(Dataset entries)

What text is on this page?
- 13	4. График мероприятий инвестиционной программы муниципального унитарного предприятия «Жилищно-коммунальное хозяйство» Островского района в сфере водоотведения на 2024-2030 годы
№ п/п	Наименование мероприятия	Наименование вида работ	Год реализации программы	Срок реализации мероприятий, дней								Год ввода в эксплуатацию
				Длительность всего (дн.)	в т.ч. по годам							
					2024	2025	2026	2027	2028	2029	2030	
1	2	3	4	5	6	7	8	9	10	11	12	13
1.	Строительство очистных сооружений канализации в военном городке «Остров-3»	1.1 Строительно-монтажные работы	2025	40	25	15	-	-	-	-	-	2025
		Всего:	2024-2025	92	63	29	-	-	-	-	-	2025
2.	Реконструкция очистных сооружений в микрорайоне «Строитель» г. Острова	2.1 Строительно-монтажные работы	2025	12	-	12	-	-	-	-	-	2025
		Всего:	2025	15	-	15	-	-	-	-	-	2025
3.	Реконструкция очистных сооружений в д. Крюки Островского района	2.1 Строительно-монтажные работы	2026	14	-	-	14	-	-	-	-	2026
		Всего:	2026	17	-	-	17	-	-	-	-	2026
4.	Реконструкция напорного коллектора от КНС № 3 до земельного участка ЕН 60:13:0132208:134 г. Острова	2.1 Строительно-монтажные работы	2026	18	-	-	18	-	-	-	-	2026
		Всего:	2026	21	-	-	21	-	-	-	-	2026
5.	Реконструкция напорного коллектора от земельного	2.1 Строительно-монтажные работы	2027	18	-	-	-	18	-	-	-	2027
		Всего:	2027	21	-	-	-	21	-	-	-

> [JOB] Extract every line above containing the word "коллектора".

> [THE RESPONSE]
4.	Реконструкция напорного коллектора от КНС № 3 до земельного участка ЕН 60:13:0132208:134 г. Острова	2.1 Строительно-монтажные работы	2026	18	-	-	18	-	-	-	-	2026
5.	Реконструкция напорного коллектора от земельного	2.1 Строительно-монтажные работы	2027	18	-	-	-	18	-	-	-	2027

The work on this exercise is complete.